─── Data for processing ───
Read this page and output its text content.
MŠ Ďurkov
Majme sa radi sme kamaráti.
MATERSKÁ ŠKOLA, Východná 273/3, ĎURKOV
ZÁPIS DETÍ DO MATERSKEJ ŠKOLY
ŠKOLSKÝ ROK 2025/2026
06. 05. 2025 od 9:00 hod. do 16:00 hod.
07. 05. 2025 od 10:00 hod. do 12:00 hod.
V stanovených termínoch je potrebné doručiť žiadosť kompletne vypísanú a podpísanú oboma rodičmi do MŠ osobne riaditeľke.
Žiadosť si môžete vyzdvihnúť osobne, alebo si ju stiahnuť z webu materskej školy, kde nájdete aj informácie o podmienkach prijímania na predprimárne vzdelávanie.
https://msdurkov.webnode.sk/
───
# Written task
Check each line of the material above for "osobne" and say how many lines contain it, giving the number alone.

# Completed task
2